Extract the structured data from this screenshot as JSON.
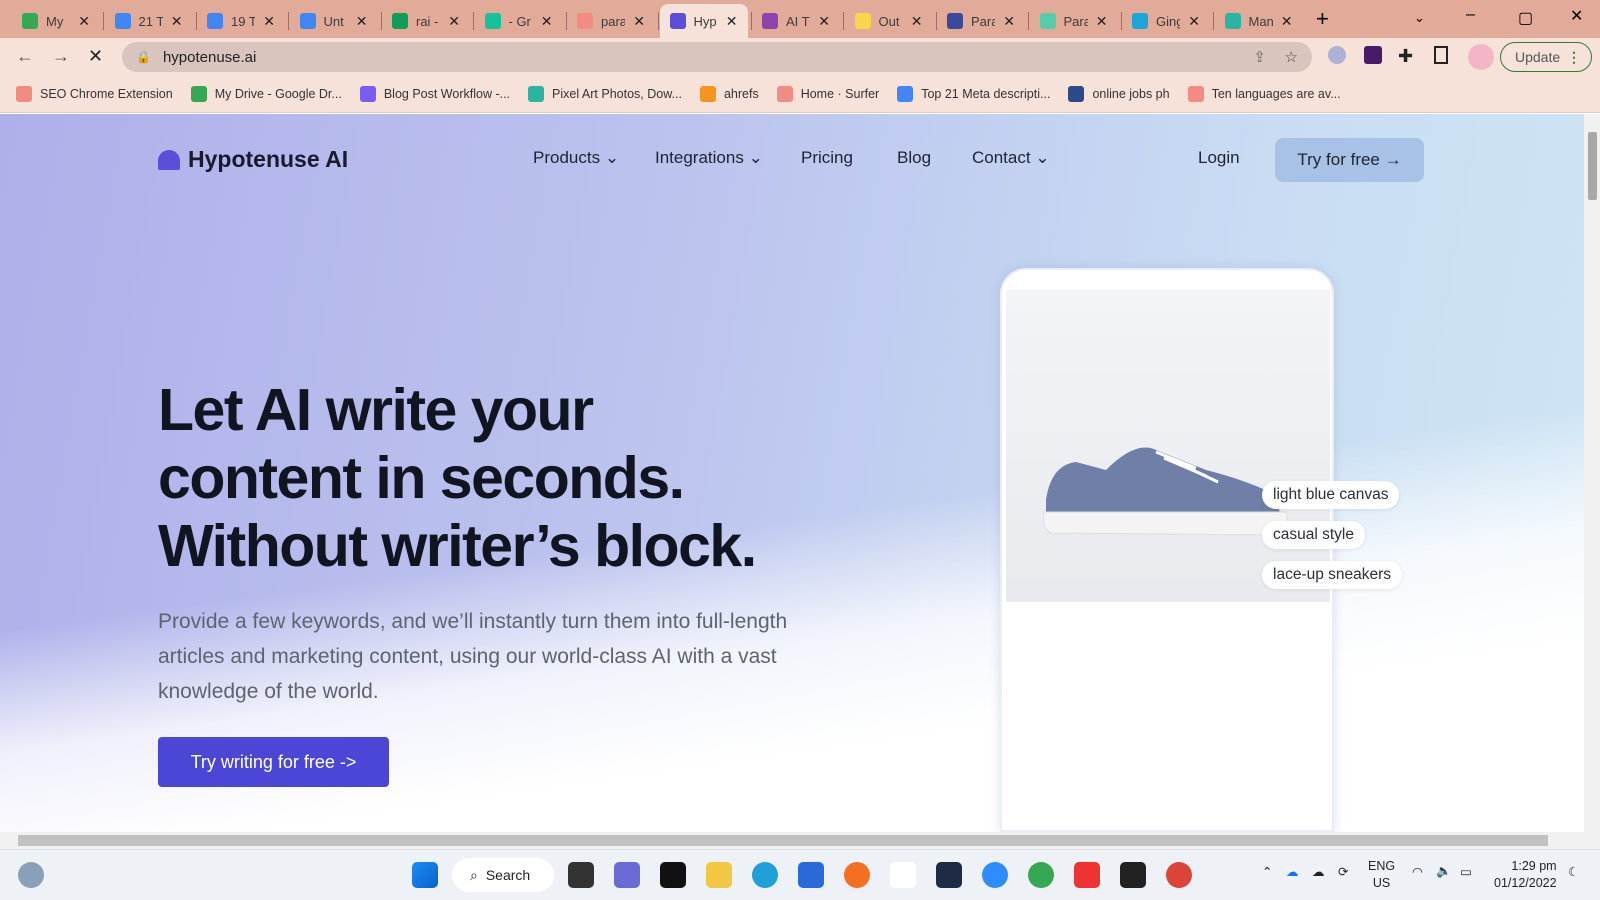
{
  "browser": {
    "tabs": [
      {
        "title": "My",
        "icon": "google-drive-icon",
        "color": "#34a853"
      },
      {
        "title": "21 T",
        "icon": "google-docs-icon",
        "color": "#4285f4"
      },
      {
        "title": "19 T",
        "icon": "google-docs-icon",
        "color": "#4285f4"
      },
      {
        "title": "Unt",
        "icon": "google-docs-icon",
        "color": "#4285f4"
      },
      {
        "title": "rai -",
        "icon": "google-sheets-icon",
        "color": "#0f9d58"
      },
      {
        "title": "- Gr",
        "icon": "grammarly-icon",
        "color": "#15c39a"
      },
      {
        "title": "para",
        "icon": "surfer-icon",
        "color": "#f28b82"
      },
      {
        "title": "Hyp",
        "icon": "hypotenuse-icon",
        "color": "#5a4fd6"
      },
      {
        "title": "AI T",
        "icon": "ai-head-icon",
        "color": "#8e44ad"
      },
      {
        "title": "Out",
        "icon": "outranking-icon",
        "color": "#f7d64a"
      },
      {
        "title": "Paraphra",
        "icon": "paraphrase-robot-icon",
        "color": "#3a4a9a"
      },
      {
        "title": "Paraphra",
        "icon": "paraphrase-robot-icon",
        "color": "#5ca"
      },
      {
        "title": "Ginger S",
        "icon": "ginger-icon",
        "color": "#1aa6d9"
      },
      {
        "title": "Man in V",
        "icon": "pixel-art-icon",
        "color": "#2bb3a3"
      }
    ],
    "active_tab": 7,
    "url": "hypotenuse.ai",
    "update_label": "Update",
    "bookmarks": [
      {
        "label": "SEO Chrome Extension",
        "color": "#f28b82"
      },
      {
        "label": "My Drive - Google Dr...",
        "color": "#34a853"
      },
      {
        "label": "Blog Post Workflow -...",
        "color": "#7b5cf0"
      },
      {
        "label": "Pixel Art Photos, Dow...",
        "color": "#2bb3a3"
      },
      {
        "label": "ahrefs",
        "color": "#f7931e"
      },
      {
        "label": "Home · Surfer",
        "color": "#f28b82"
      },
      {
        "label": "Top 21 Meta descripti...",
        "color": "#4285f4"
      },
      {
        "label": "online jobs ph",
        "color": "#2a4a8a"
      },
      {
        "label": "Ten languages are av...",
        "color": "#f28b82"
      }
    ]
  },
  "site": {
    "brand": "Hypotenuse AI",
    "nav": [
      "Products",
      "Integrations",
      "Pricing",
      "Blog",
      "Contact"
    ],
    "login": "Login",
    "try_free": "Try for free →",
    "headline": [
      "Let AI write your",
      "content in seconds.",
      "Without writer’s block."
    ],
    "subtext": "Provide a few keywords, and we’ll instantly turn them into full-length articles and marketing content, using our world-class AI with a vast knowledge of the world.",
    "cta": "Try writing for free ->",
    "tags": [
      "light blue canvas",
      "casual style",
      "lace-up sneakers"
    ],
    "accent": "#4c46d6"
  },
  "taskbar": {
    "search": "Search",
    "lang": "ENG",
    "region": "US",
    "time": "1:29 pm",
    "date": "01/12/2022"
  }
}
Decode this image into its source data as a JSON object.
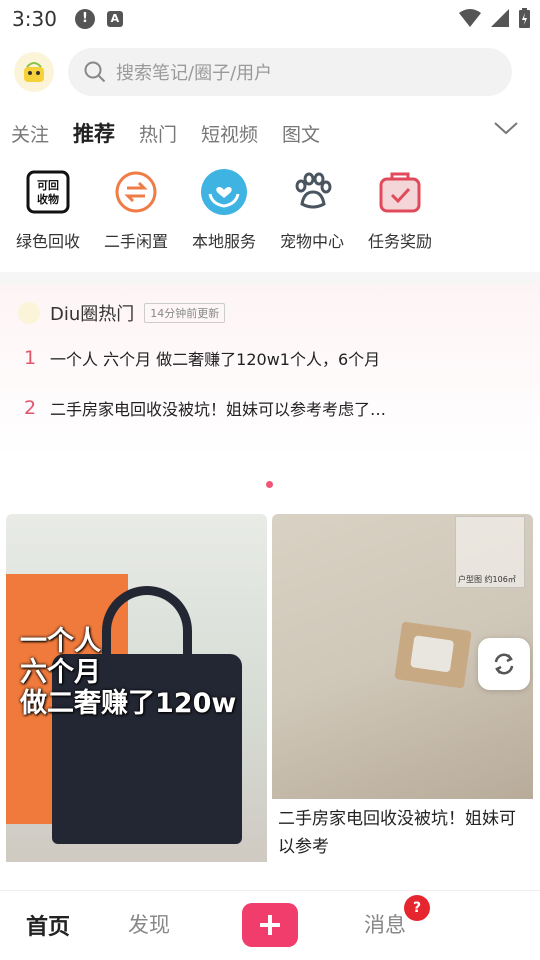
{
  "status_bar": {
    "time": "3:30"
  },
  "search": {
    "placeholder": "搜索笔记/圈子/用户"
  },
  "tabs": [
    {
      "label": "关注"
    },
    {
      "label": "推荐"
    },
    {
      "label": "热门"
    },
    {
      "label": "短视频"
    },
    {
      "label": "图文"
    }
  ],
  "entries": [
    {
      "label": "绿色回收",
      "icon": "recycle-icon",
      "icon_text": "可回收物"
    },
    {
      "label": "二手闲置",
      "icon": "exchange-icon"
    },
    {
      "label": "本地服务",
      "icon": "heart-hands-icon"
    },
    {
      "label": "宠物中心",
      "icon": "paw-icon"
    },
    {
      "label": "任务奖励",
      "icon": "task-bag-icon"
    }
  ],
  "hot": {
    "title": "Diu圈热门",
    "updated": "14分钟前更新",
    "items": [
      {
        "rank": "1",
        "text": "一个人 六个月 做二奢赚了120w1个人，6个月"
      },
      {
        "rank": "2",
        "text": "二手房家电回收没被坑！姐妹可以参考考虑了…"
      }
    ]
  },
  "feed": {
    "left": {
      "overlay_lines": [
        "一个人",
        "六个月",
        "做二奢赚了120w"
      ]
    },
    "right": {
      "title": "二手房家电回收没被坑！姐妹可以参考",
      "floorplan_caption": "户型图 约106㎡"
    }
  },
  "nav": {
    "home": "首页",
    "discover": "发现",
    "messages": "消息",
    "message_badge": "?"
  },
  "colors": {
    "accent": "#f03d6c",
    "rank": "#e0556a"
  }
}
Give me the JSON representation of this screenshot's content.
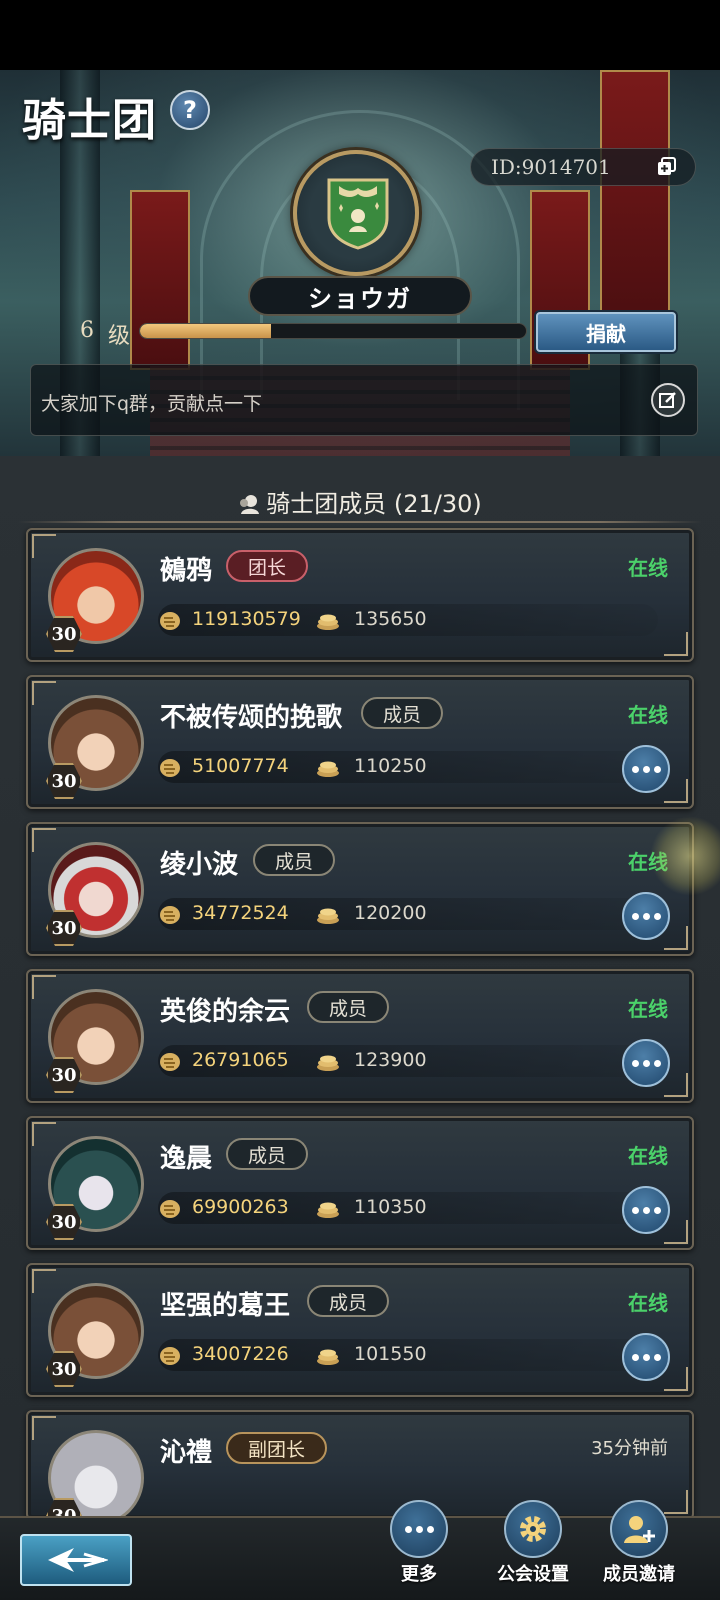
{
  "header": {
    "title": "骑士团",
    "help_icon": "help-icon",
    "guild_id": "ID:9014701",
    "guild_name": "ショウガ",
    "level": "6",
    "level_label": "级",
    "xp_progress": 0.34,
    "donate_label": "捐献",
    "notice": "大家加下q群，贡献点一下"
  },
  "members_section": {
    "title": "骑士团成员 (21/30)"
  },
  "members": [
    {
      "name": "鵺鸦",
      "role": "团长",
      "role_type": "leader",
      "level": "30",
      "stat1": "119130579",
      "stat2": "135650",
      "status": "在线",
      "show_more": false
    },
    {
      "name": "不被传颂的挽歌",
      "role": "成员",
      "role_type": "member",
      "level": "30",
      "stat1": "51007774",
      "stat2": "110250",
      "status": "在线",
      "show_more": true
    },
    {
      "name": "绫小波",
      "role": "成员",
      "role_type": "member",
      "level": "30",
      "stat1": "34772524",
      "stat2": "120200",
      "status": "在线",
      "show_more": true
    },
    {
      "name": "英俊的余云",
      "role": "成员",
      "role_type": "member",
      "level": "30",
      "stat1": "26791065",
      "stat2": "123900",
      "status": "在线",
      "show_more": true
    },
    {
      "name": "逸晨",
      "role": "成员",
      "role_type": "member",
      "level": "30",
      "stat1": "69900263",
      "stat2": "110350",
      "status": "在线",
      "show_more": true
    },
    {
      "name": "坚强的葛王",
      "role": "成员",
      "role_type": "member",
      "level": "30",
      "stat1": "34007226",
      "stat2": "101550",
      "status": "在线",
      "show_more": true
    },
    {
      "name": "沁禮",
      "role": "副团长",
      "role_type": "vice",
      "level": "30",
      "stat1": "",
      "stat2": "",
      "status": "35分钟前",
      "show_more": false
    }
  ],
  "bottom_bar": {
    "more_label": "更多",
    "settings_label": "公会设置",
    "invite_label": "成员邀请"
  },
  "colors": {
    "online": "#4bd16a",
    "accent_gold": "#b89a62",
    "button_blue": "#2b5a85"
  }
}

-=-=-

* _Your objective_:
Using the material above, return every line exactly as it appears, minus the pictures.

* _Solved problem_:
Extract the structured data from this screenshot as JSON.
{
  "browser": {
    "tabs": [
      {
        "title": "My",
        "icon": "google-drive-icon",
        "color": "#34a853"
      },
      {
        "title": "21 T",
        "icon": "google-docs-icon",
        "color": "#4285f4"
      },
      {
        "title": "19 T",
        "icon": "google-docs-icon",
        "color": "#4285f4"
      },
      {
        "title": "Unt",
        "icon": "google-docs-icon",
        "color": "#4285f4"
      },
      {
        "title": "rai -",
        "icon": "google-sheets-icon",
        "color": "#0f9d58"
      },
      {
        "title": "- Gr",
        "icon": "grammarly-icon",
        "color": "#15c39a"
      },
      {
        "title": "para",
        "icon": "surfer-icon",
        "color": "#f28b82"
      },
      {
        "title": "Hyp",
        "icon": "hypotenuse-icon",
        "color": "#5a4fd6"
      },
      {
        "title": "AI T",
        "icon": "ai-head-icon",
        "color": "#8e44ad"
      },
      {
        "title": "Out",
        "icon": "outranking-icon",
        "color": "#f7d64a"
      },
      {
        "title": "Paraphra",
        "icon": "paraphrase-robot-icon",
        "color": "#3a4a9a"
      },
      {
        "title": "Paraphra",
        "icon": "paraphrase-robot-icon",
        "color": "#5ca"
      },
      {
        "title": "Ginger S",
        "icon": "ginger-icon",
        "color": "#1aa6d9"
      },
      {
        "title": "Man in V",
        "icon": "pixel-art-icon",
        "color": "#2bb3a3"
      }
    ],
    "active_tab": 7,
    "url": "hypotenuse.ai",
    "update_label": "Update",
    "bookmarks": [
      {
        "label": "SEO Chrome Extension",
        "color": "#f28b82"
      },
      {
        "label": "My Drive - Google Dr...",
        "color": "#34a853"
      },
      {
        "label": "Blog Post Workflow -...",
        "color": "#7b5cf0"
      },
      {
        "label": "Pixel Art Photos, Dow...",
        "color": "#2bb3a3"
      },
      {
        "label": "ahrefs",
        "color": "#f7931e"
      },
      {
        "label": "Home · Surfer",
        "color": "#f28b82"
      },
      {
        "label": "Top 21 Meta descripti...",
        "color": "#4285f4"
      },
      {
        "label": "online jobs ph",
        "color": "#2a4a8a"
      },
      {
        "label": "Ten languages are av...",
        "color": "#f28b82"
      }
    ]
  },
  "site": {
    "brand": "Hypotenuse AI",
    "nav": [
      "Products",
      "Integrations",
      "Pricing",
      "Blog",
      "Contact"
    ],
    "login": "Login",
    "try_free": "Try for free →",
    "headline": [
      "Let AI write your",
      "content in seconds.",
      "Without writer’s block."
    ],
    "subtext": "Provide a few keywords, and we’ll instantly turn them into full-length articles and marketing content, using our world-class AI with a vast knowledge of the world.",
    "cta": "Try writing for free ->",
    "tags": [
      "light blue canvas",
      "casual style",
      "lace-up sneakers"
    ],
    "accent": "#4c46d6"
  },
  "taskbar": {
    "search": "Search",
    "lang": "ENG",
    "region": "US",
    "time": "1:29 pm",
    "date": "01/12/2022"
  }
}
Decode this image into its source data as a JSON object.
{
  "status_bar": {
    "time": "3:30"
  },
  "search": {
    "placeholder": "搜索笔记/圈子/用户"
  },
  "tabs": [
    {
      "label": "关注"
    },
    {
      "label": "推荐"
    },
    {
      "label": "热门"
    },
    {
      "label": "短视频"
    },
    {
      "label": "图文"
    }
  ],
  "entries": [
    {
      "label": "绿色回收",
      "icon": "recycle-icon",
      "icon_text": "可回收物"
    },
    {
      "label": "二手闲置",
      "icon": "exchange-icon"
    },
    {
      "label": "本地服务",
      "icon": "heart-hands-icon"
    },
    {
      "label": "宠物中心",
      "icon": "paw-icon"
    },
    {
      "label": "任务奖励",
      "icon": "task-bag-icon"
    }
  ],
  "hot": {
    "title": "Diu圈热门",
    "updated": "14分钟前更新",
    "items": [
      {
        "rank": "1",
        "text": "一个人 六个月 做二奢赚了120w1个人，6个月"
      },
      {
        "rank": "2",
        "text": "二手房家电回收没被坑！姐妹可以参考考虑了…"
      }
    ]
  },
  "feed": {
    "left": {
      "overlay_lines": [
        "一个人",
        "六个月",
        "做二奢赚了120w"
      ]
    },
    "right": {
      "title": "二手房家电回收没被坑！姐妹可以参考",
      "floorplan_caption": "户型图 约106㎡"
    }
  },
  "nav": {
    "home": "首页",
    "discover": "发现",
    "messages": "消息",
    "message_badge": "?"
  },
  "colors": {
    "accent": "#f03d6c",
    "rank": "#e0556a"
  }
}
Give me the JSON representation of this screenshot's content.
{
  "header": {
    "title": "骑士团",
    "help_icon": "help-icon",
    "guild_id": "ID:9014701",
    "guild_name": "ショウガ",
    "level": "6",
    "level_label": "级",
    "xp_progress": 0.34,
    "donate_label": "捐献",
    "notice": "大家加下q群，贡献点一下"
  },
  "members_section": {
    "title": "骑士团成员 (21/30)"
  },
  "members": [
    {
      "name": "鵺鸦",
      "role": "团长",
      "role_type": "leader",
      "level": "30",
      "stat1": "119130579",
      "stat2": "135650",
      "status": "在线",
      "show_more": false
    },
    {
      "name": "不被传颂的挽歌",
      "role": "成员",
      "role_type": "member",
      "level": "30",
      "stat1": "51007774",
      "stat2": "110250",
      "status": "在线",
      "show_more": true
    },
    {
      "name": "绫小波",
      "role": "成员",
      "role_type": "member",
      "level": "30",
      "stat1": "34772524",
      "stat2": "120200",
      "status": "在线",
      "show_more": true
    },
    {
      "name": "英俊的余云",
      "role": "成员",
      "role_type": "member",
      "level": "30",
      "stat1": "26791065",
      "stat2": "123900",
      "status": "在线",
      "show_more": true
    },
    {
      "name": "逸晨",
      "role": "成员",
      "role_type": "member",
      "level": "30",
      "stat1": "69900263",
      "stat2": "110350",
      "status": "在线",
      "show_more": true
    },
    {
      "name": "坚强的葛王",
      "role": "成员",
      "role_type": "member",
      "level": "30",
      "stat1": "34007226",
      "stat2": "101550",
      "status": "在线",
      "show_more": true
    },
    {
      "name": "沁禮",
      "role": "副团长",
      "role_type": "vice",
      "level": "30",
      "stat1": "",
      "stat2": "",
      "status": "35分钟前",
      "show_more": false
    }
  ],
  "bottom_bar": {
    "more_label": "更多",
    "settings_label": "公会设置",
    "invite_label": "成员邀请"
  },
  "colors": {
    "online": "#4bd16a",
    "accent_gold": "#b89a62",
    "button_blue": "#2b5a85"
  }
}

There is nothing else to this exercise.